━━ PROVIDED RECORDS

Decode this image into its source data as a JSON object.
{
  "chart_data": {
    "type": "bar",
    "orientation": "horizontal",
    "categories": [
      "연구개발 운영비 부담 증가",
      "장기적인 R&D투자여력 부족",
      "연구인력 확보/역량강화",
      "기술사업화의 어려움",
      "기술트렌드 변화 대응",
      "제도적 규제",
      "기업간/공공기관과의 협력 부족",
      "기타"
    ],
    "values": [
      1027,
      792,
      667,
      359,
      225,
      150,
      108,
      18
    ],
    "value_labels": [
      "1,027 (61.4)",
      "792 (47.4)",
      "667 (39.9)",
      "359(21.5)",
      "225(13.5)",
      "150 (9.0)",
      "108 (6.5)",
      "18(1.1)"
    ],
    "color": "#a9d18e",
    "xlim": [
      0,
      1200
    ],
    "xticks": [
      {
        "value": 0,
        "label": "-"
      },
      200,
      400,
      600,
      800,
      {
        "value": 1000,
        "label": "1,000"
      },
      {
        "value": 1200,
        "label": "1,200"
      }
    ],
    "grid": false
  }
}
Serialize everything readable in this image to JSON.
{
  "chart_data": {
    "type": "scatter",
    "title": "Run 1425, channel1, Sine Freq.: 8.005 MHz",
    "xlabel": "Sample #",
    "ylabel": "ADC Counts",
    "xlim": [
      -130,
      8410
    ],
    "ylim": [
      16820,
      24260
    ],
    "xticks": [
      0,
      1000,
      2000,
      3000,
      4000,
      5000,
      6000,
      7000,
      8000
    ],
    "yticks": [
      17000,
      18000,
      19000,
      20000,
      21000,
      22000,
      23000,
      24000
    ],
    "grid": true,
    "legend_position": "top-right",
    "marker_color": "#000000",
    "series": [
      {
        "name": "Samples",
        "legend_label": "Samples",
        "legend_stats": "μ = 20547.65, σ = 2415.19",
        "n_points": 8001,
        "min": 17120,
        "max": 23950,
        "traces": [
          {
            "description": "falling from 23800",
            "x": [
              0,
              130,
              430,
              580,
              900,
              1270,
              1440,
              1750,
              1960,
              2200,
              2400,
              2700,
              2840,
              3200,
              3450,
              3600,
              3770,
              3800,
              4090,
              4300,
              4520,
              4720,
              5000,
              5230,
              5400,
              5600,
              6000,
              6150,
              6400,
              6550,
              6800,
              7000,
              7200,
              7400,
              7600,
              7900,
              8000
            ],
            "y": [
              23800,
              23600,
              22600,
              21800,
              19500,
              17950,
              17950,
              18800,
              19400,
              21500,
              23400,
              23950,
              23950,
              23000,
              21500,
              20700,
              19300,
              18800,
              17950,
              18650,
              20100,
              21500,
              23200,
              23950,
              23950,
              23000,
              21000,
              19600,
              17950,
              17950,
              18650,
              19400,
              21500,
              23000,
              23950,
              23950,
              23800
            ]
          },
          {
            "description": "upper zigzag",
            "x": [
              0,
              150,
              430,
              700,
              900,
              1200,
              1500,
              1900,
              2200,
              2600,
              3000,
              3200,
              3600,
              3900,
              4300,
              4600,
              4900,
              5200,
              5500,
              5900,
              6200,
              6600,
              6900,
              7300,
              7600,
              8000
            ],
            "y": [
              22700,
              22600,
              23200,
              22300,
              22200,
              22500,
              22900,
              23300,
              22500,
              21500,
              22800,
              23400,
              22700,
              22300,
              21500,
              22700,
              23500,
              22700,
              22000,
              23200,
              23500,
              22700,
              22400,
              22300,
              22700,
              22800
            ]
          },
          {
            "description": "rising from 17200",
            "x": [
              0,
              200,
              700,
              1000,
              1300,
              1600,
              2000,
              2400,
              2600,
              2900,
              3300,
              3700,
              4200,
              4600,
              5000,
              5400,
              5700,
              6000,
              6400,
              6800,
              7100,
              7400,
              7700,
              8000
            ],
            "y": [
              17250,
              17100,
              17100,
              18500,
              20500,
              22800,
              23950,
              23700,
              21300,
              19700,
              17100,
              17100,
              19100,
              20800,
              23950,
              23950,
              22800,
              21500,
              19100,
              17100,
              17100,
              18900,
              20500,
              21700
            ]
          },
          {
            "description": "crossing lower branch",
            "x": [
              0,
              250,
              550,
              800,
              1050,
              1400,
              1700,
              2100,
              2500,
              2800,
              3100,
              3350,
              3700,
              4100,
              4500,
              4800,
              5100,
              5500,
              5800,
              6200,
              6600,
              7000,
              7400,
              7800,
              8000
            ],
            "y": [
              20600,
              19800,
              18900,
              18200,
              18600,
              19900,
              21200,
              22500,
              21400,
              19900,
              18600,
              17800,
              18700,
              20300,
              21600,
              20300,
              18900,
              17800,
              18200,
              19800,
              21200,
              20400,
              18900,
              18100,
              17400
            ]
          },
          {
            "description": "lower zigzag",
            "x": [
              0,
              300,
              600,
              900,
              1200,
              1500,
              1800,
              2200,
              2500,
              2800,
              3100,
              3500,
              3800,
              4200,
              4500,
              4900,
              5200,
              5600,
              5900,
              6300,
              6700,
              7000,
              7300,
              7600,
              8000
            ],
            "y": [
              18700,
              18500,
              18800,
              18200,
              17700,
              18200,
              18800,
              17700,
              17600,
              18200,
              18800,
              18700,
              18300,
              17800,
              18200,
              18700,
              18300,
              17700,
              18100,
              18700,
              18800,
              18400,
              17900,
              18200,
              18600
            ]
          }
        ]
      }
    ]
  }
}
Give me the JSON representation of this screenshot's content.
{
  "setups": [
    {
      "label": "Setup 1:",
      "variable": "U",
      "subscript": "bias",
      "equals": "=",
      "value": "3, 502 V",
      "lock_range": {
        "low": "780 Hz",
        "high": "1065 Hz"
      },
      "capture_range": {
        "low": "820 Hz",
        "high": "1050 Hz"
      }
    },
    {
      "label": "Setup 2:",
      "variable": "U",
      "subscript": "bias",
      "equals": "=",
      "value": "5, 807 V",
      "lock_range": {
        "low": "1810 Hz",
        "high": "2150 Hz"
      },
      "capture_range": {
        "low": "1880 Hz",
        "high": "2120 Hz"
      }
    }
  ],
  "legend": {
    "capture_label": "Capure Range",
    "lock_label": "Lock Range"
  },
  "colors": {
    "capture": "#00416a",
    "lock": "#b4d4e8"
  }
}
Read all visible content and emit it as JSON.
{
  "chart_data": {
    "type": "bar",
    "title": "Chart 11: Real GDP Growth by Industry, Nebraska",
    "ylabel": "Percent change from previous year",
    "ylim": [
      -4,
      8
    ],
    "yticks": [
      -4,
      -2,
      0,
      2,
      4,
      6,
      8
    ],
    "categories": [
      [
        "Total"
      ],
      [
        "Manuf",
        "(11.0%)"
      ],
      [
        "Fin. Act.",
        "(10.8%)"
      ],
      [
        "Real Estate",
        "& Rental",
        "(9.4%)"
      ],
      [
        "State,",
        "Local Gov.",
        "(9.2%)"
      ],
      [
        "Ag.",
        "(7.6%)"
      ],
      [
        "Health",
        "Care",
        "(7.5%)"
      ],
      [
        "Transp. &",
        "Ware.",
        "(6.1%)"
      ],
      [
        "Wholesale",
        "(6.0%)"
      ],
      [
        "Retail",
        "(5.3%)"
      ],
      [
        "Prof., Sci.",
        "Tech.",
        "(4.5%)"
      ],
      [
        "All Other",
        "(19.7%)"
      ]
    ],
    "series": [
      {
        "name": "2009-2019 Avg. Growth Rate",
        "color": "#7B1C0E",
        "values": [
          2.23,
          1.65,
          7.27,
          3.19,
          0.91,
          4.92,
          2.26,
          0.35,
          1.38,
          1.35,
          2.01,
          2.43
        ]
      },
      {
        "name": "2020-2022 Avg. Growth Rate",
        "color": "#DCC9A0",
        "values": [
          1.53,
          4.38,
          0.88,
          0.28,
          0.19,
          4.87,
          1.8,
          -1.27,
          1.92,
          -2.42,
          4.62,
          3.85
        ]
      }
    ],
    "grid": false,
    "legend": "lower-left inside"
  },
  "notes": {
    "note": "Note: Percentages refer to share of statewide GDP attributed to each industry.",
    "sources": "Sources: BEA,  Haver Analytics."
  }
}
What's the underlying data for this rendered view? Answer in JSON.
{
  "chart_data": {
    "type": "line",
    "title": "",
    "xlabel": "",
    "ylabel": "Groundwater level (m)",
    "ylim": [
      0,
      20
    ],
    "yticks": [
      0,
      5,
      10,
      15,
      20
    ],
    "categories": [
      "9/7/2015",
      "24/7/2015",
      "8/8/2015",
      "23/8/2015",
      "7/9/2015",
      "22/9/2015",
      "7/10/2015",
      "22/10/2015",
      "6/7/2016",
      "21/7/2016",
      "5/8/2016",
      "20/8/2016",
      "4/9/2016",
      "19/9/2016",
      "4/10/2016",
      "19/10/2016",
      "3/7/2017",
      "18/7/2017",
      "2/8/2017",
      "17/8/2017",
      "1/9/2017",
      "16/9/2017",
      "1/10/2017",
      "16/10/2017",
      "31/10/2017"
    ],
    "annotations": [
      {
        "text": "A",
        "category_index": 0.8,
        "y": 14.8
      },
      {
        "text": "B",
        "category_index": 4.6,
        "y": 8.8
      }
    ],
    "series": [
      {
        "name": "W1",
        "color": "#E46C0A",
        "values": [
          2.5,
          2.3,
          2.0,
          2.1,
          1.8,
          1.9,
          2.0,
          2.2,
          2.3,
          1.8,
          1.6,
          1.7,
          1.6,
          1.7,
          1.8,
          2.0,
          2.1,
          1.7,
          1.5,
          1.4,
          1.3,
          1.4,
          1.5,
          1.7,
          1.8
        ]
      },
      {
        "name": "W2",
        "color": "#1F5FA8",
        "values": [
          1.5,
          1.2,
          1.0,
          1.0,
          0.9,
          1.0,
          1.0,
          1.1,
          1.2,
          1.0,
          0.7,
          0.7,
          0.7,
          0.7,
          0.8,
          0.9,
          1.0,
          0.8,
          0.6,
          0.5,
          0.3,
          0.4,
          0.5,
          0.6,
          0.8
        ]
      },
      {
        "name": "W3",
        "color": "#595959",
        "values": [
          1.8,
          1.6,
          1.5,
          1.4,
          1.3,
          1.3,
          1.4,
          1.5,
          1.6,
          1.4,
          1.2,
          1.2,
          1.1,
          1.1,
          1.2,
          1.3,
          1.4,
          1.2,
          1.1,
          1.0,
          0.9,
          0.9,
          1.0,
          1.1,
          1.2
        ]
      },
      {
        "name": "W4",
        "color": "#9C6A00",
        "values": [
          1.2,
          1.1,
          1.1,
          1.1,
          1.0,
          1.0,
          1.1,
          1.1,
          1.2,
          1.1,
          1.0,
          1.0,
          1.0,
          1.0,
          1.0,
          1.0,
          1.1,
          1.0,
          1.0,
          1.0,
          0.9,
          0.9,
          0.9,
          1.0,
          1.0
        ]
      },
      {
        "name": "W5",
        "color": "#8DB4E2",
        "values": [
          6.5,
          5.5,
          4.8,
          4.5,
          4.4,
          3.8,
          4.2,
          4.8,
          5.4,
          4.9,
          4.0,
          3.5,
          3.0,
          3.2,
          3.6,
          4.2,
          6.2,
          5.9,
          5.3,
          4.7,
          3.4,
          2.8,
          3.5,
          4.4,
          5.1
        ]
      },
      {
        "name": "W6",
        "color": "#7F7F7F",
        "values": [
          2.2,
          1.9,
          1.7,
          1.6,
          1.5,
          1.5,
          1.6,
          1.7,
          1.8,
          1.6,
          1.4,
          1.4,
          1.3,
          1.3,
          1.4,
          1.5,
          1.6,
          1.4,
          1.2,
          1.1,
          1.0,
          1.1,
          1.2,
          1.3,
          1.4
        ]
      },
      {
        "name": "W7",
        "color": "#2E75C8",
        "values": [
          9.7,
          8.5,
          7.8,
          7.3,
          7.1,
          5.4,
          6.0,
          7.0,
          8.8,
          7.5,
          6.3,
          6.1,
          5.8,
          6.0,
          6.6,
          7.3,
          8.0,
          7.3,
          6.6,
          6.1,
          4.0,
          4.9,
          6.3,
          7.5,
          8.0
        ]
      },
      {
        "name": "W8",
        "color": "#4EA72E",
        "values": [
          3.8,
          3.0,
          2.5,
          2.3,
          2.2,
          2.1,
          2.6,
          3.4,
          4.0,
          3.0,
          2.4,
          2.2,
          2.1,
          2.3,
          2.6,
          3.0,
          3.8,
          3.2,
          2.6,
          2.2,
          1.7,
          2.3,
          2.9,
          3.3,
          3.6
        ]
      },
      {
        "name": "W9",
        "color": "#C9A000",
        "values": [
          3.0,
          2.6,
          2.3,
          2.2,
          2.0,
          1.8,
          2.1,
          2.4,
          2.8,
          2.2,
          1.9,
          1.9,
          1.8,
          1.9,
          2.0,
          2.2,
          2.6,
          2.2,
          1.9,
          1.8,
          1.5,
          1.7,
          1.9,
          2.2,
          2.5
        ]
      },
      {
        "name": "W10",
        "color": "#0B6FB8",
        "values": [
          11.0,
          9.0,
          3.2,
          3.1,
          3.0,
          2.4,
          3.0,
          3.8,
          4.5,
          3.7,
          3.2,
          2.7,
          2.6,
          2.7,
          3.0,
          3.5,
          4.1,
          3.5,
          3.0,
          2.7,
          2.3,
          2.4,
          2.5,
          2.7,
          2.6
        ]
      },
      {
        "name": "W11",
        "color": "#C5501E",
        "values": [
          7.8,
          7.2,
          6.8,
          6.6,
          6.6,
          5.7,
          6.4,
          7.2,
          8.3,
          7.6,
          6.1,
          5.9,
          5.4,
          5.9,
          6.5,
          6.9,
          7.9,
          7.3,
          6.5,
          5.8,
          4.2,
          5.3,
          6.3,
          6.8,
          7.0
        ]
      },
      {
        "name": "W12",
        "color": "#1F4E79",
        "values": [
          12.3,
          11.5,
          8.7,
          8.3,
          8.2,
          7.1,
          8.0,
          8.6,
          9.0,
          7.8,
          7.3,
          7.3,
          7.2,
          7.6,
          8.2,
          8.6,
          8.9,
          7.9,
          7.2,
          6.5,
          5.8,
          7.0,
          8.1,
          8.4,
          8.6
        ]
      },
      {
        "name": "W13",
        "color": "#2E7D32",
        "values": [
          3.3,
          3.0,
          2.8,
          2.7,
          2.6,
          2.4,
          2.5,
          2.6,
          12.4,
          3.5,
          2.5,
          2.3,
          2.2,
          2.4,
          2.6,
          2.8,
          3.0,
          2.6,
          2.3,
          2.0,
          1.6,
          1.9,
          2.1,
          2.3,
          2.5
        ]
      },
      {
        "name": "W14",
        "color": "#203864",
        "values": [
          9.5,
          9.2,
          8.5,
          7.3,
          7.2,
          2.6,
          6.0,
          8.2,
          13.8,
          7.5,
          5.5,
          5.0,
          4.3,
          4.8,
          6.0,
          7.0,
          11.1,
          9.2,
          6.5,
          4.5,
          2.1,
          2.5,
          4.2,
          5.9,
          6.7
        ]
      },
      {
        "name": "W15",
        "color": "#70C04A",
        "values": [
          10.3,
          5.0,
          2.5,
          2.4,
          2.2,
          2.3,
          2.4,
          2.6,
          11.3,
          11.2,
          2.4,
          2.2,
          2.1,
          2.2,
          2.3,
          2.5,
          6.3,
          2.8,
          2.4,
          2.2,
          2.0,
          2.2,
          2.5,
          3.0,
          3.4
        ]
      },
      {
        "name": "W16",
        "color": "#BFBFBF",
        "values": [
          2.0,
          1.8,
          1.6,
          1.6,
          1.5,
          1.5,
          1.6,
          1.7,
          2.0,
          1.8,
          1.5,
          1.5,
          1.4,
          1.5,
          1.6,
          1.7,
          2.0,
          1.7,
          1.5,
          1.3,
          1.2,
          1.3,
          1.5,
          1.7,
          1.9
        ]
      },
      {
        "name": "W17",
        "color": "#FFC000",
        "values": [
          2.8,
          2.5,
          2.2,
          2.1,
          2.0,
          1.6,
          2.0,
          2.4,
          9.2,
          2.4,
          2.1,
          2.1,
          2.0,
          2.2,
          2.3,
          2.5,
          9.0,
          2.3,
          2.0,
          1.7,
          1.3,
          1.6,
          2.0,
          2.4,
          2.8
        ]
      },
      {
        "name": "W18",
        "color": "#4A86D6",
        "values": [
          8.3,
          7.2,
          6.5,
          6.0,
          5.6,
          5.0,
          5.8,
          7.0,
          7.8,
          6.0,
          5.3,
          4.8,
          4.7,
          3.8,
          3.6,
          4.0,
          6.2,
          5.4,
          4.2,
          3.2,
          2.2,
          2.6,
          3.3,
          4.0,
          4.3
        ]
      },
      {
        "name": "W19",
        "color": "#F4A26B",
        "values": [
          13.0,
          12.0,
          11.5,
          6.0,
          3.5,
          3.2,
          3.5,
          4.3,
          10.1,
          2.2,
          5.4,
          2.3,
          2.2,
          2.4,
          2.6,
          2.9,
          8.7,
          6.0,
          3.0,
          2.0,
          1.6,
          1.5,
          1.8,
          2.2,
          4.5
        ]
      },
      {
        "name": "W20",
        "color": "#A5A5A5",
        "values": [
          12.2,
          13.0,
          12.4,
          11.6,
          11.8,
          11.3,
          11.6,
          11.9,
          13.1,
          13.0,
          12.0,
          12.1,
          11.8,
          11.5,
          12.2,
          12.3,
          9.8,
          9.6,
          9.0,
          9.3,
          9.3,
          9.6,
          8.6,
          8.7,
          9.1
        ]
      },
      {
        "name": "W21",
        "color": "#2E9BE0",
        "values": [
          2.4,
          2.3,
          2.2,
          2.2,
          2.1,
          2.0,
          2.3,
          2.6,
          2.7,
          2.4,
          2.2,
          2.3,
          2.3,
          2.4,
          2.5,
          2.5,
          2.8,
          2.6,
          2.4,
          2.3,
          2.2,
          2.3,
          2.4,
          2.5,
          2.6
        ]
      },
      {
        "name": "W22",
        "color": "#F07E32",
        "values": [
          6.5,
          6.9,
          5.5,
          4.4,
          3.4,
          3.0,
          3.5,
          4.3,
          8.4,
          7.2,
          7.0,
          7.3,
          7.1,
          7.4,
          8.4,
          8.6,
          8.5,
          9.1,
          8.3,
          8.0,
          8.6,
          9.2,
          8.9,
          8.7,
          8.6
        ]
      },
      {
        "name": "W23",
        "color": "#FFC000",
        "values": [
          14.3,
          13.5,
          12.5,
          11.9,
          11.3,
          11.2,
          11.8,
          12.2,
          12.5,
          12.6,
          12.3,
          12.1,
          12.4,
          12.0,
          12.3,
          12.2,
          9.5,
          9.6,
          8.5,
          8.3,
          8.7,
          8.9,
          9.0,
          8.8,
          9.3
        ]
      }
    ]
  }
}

━━━━

From the listing above, find the number of lines with the word "type" in them. Answer with the number only.

TASK OUTPUT: 4